→ **What is asked**
Each line of the material must be repeated precisely, with the pictures left out.
[Records shown start]
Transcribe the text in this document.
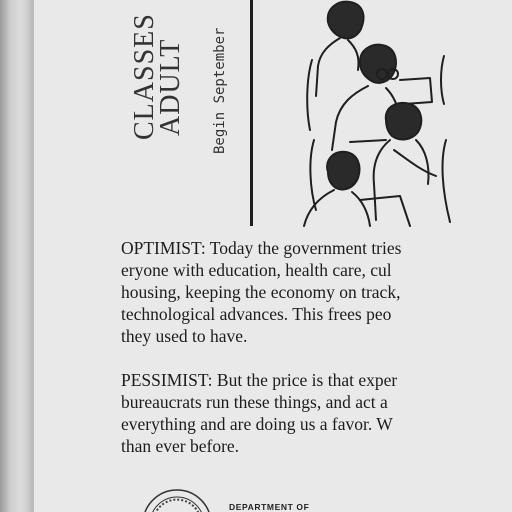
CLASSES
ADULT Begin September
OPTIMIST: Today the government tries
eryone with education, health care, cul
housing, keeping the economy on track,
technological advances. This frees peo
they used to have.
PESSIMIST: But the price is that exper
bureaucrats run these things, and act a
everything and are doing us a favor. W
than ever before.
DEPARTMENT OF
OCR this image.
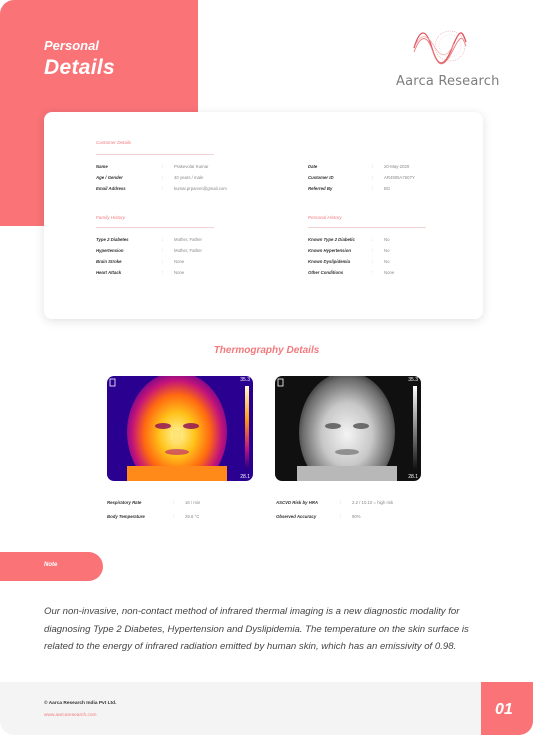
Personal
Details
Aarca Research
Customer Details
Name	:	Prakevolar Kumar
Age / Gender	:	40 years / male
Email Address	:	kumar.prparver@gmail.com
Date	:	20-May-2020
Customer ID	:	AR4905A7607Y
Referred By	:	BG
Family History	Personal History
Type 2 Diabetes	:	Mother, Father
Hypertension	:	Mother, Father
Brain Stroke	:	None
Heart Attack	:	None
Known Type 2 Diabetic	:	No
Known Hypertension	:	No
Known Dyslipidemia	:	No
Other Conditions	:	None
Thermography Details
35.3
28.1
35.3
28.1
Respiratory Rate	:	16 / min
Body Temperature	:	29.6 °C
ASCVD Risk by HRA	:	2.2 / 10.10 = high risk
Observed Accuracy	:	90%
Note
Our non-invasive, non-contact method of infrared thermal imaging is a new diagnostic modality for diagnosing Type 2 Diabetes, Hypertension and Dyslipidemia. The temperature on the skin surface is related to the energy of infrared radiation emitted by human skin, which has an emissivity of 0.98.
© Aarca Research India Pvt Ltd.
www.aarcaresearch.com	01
[Records shown end]
→ **Output of the task**
Transcribe the text in this document.
CLASSES
ADULT Begin September
OPTIMIST: Today the government tries
eryone with education, health care, cul
housing, keeping the economy on track,
technological advances. This frees peo
they used to have.
PESSIMIST: But the price is that exper
bureaucrats run these things, and act a
everything and are doing us a favor. W
than ever before.
DEPARTMENT OF
OCR this image.
Personal
Details
Aarca Research
Customer Details
Name	:	Prakevolar Kumar
Age / Gender	:	40 years / male
Email Address	:	kumar.prparver@gmail.com
Date	:	20-May-2020
Customer ID	:	AR4905A7607Y
Referred By	:	BG
Family History	Personal History
Type 2 Diabetes	:	Mother, Father
Hypertension	:	Mother, Father
Brain Stroke	:	None
Heart Attack	:	None
Known Type 2 Diabetic	:	No
Known Hypertension	:	No
Known Dyslipidemia	:	No
Other Conditions	:	None
Thermography Details
35.3
28.1
35.3
28.1
Respiratory Rate	:	16 / min
Body Temperature	:	29.6 °C
ASCVD Risk by HRA	:	2.2 / 10.10 = high risk
Observed Accuracy	:	90%
Note
Our non-invasive, non-contact method of infrared thermal imaging is a new diagnostic modality for diagnosing Type 2 Diabetes, Hypertension and Dyslipidemia. The temperature on the skin surface is related to the energy of infrared radiation emitted by human skin, which has an emissivity of 0.98.
© Aarca Research India Pvt Ltd.
www.aarcaresearch.com	01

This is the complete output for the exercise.